● **PROVIDED DATA**:
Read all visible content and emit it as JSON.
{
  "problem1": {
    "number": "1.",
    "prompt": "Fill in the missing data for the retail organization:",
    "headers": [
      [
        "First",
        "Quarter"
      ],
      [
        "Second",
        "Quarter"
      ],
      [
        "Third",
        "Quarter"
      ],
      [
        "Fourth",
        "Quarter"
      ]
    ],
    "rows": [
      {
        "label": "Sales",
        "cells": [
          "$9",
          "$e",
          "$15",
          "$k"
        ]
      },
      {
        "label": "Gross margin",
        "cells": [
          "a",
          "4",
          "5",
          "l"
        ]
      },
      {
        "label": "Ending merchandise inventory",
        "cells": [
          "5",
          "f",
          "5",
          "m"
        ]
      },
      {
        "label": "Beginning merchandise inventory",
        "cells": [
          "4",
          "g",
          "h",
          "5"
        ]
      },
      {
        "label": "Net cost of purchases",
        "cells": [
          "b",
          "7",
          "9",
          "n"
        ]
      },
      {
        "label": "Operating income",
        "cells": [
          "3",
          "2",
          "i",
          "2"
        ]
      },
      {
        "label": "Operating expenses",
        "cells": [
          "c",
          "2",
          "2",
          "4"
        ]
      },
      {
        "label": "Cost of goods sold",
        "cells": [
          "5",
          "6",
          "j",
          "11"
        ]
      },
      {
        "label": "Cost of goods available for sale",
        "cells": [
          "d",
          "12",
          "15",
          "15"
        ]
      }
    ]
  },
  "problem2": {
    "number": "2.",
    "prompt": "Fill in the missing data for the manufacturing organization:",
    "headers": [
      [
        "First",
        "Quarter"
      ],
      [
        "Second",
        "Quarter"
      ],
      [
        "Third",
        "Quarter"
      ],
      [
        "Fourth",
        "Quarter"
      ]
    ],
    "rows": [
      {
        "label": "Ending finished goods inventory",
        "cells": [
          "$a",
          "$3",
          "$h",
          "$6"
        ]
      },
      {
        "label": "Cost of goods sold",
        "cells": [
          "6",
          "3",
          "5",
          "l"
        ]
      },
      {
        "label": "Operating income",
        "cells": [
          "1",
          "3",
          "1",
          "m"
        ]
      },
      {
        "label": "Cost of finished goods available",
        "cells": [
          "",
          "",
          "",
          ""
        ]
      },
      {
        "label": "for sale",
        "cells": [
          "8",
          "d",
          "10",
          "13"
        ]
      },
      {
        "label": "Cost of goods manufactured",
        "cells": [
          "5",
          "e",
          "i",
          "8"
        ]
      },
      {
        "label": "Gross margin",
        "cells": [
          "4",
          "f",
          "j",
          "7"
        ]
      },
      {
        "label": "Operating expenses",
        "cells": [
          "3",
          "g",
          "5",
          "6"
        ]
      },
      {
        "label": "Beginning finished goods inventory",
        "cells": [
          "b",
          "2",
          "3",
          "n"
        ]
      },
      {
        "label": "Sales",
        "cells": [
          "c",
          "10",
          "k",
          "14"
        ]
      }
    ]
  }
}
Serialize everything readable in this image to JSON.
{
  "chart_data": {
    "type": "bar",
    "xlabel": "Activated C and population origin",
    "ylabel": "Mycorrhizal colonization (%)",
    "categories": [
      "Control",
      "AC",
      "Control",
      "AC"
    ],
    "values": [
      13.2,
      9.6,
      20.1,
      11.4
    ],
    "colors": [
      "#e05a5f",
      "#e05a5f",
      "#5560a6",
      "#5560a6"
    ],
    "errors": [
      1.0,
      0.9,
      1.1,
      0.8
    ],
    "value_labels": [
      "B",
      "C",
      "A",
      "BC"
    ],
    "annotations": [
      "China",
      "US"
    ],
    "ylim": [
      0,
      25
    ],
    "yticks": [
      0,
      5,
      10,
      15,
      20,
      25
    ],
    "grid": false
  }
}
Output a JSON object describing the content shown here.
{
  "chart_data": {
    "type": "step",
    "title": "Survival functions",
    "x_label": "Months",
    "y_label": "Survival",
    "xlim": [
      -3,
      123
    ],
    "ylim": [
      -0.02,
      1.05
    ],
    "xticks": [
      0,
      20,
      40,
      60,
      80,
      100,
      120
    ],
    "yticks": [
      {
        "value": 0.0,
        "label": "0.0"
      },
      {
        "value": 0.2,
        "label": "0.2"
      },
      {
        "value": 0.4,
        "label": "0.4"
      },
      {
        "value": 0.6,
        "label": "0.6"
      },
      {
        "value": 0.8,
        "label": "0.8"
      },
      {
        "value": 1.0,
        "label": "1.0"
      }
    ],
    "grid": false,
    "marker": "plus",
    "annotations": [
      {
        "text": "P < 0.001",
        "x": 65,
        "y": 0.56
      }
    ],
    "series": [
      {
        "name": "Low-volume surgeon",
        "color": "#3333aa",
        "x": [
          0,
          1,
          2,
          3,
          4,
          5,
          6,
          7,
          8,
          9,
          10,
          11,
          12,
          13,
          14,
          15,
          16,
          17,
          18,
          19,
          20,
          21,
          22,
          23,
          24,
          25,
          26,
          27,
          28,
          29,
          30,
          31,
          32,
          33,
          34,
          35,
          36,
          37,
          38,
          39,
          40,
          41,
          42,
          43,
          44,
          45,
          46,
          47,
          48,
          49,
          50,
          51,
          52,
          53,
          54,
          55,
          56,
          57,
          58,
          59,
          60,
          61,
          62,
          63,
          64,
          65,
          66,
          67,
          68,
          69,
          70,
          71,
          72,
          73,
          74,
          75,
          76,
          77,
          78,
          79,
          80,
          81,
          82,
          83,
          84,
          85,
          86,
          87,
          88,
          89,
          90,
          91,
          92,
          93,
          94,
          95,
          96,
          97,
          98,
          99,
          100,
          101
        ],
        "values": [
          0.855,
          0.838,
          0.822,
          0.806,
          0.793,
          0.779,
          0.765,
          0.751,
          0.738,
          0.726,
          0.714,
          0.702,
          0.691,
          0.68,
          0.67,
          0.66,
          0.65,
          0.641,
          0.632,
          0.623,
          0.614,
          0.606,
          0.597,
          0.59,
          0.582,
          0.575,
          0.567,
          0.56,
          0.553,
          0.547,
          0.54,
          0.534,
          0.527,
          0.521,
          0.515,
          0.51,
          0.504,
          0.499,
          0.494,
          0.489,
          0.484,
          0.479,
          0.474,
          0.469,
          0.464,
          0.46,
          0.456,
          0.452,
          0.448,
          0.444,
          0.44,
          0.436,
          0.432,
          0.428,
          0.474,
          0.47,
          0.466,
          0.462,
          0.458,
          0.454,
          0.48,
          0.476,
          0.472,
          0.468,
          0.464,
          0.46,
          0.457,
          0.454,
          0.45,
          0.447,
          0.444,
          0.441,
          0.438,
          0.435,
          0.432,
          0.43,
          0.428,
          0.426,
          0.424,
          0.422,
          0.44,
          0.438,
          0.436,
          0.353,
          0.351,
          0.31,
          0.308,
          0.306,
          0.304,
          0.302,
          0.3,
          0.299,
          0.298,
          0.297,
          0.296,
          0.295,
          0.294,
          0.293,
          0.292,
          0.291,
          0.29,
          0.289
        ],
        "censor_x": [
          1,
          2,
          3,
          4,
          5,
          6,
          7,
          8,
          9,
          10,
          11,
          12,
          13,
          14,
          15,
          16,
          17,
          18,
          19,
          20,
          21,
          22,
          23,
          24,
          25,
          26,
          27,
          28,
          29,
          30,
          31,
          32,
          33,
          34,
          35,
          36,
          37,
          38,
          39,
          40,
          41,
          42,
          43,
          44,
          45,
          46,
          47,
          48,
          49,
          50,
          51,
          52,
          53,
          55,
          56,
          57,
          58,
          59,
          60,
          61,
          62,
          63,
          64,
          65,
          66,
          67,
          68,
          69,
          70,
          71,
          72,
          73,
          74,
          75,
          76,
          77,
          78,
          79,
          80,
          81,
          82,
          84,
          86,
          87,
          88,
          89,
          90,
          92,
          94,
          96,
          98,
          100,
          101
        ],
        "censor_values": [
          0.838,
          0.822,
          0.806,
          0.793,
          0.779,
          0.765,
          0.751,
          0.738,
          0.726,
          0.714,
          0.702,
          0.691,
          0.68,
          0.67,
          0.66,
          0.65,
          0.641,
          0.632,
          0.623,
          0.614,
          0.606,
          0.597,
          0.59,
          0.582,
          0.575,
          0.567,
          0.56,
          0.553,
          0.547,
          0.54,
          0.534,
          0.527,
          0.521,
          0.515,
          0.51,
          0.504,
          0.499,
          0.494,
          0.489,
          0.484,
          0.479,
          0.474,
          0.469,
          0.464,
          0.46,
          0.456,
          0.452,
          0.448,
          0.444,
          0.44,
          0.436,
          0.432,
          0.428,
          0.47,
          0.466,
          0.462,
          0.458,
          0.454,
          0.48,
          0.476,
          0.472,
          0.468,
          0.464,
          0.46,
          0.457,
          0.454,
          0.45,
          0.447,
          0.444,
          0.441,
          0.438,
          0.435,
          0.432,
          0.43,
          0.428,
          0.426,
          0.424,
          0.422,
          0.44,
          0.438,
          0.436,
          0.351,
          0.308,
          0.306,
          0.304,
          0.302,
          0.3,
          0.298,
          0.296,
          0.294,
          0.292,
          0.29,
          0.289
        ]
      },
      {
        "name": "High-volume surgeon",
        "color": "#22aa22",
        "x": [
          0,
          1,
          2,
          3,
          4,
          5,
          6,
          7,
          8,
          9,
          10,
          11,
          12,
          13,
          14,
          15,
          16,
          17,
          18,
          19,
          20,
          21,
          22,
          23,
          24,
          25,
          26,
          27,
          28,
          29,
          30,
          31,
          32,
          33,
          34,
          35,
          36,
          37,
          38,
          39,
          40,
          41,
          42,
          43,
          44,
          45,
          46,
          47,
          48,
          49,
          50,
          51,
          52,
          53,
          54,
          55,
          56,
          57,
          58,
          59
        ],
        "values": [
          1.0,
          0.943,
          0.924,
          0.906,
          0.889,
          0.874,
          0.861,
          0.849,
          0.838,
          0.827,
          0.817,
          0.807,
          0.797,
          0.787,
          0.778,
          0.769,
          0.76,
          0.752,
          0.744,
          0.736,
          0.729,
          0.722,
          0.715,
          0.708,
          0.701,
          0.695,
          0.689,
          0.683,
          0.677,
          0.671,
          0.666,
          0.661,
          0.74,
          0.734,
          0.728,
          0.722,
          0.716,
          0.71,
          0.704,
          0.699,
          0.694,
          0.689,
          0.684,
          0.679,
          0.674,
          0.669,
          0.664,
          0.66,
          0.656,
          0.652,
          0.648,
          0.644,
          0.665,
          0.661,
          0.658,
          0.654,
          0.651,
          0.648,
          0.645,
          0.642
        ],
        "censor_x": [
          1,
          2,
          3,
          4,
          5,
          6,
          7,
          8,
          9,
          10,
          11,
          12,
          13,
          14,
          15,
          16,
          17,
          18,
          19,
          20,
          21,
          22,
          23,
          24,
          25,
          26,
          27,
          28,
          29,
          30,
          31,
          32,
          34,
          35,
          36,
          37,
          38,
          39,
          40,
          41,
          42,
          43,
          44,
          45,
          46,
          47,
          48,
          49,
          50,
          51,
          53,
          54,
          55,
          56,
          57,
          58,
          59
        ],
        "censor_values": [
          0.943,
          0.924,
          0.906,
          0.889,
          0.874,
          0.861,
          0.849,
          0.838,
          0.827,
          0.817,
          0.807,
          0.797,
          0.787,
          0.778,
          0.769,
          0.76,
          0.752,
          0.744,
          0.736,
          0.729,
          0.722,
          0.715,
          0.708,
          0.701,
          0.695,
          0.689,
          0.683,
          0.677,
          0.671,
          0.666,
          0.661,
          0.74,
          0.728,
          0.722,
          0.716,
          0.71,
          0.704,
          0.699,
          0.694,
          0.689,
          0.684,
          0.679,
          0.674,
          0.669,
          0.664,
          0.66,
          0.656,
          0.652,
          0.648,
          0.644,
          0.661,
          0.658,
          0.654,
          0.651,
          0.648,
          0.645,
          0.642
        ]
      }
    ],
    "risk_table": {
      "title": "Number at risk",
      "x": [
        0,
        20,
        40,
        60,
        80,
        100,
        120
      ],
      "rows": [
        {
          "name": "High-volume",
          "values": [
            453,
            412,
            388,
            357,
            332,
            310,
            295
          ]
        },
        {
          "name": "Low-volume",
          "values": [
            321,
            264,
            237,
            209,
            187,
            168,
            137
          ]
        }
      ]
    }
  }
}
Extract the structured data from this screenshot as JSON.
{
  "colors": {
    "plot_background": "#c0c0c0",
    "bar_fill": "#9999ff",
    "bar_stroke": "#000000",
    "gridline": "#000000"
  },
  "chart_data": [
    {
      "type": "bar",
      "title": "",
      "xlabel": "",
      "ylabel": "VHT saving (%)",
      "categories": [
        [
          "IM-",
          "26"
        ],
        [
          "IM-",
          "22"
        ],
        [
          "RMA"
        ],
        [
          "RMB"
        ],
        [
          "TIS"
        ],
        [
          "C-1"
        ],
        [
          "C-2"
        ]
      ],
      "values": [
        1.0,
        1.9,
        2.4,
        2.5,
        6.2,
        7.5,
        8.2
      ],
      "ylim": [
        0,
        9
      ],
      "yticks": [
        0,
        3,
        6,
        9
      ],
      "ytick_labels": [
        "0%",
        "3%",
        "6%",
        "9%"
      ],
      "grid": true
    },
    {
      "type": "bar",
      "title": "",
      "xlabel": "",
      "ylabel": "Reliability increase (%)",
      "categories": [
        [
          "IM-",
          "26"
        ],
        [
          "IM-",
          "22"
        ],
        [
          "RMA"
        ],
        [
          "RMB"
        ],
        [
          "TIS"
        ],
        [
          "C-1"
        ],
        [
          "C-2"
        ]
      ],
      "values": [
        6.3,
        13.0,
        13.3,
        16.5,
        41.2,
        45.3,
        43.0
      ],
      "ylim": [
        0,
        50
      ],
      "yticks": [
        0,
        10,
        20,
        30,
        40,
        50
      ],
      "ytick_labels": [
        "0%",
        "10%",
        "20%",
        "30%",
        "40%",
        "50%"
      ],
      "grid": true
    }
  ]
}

● **YOUR GOAL**:
Select every line of the records holding the string "JSON".

● **RESPONSE FOR THIS EXERCISE**:
Read all visible content and emit it as JSON.
Serialize everything readable in this image to JSON.
Output a JSON object describing the content shown here.
Extract the structured data from this screenshot as JSON.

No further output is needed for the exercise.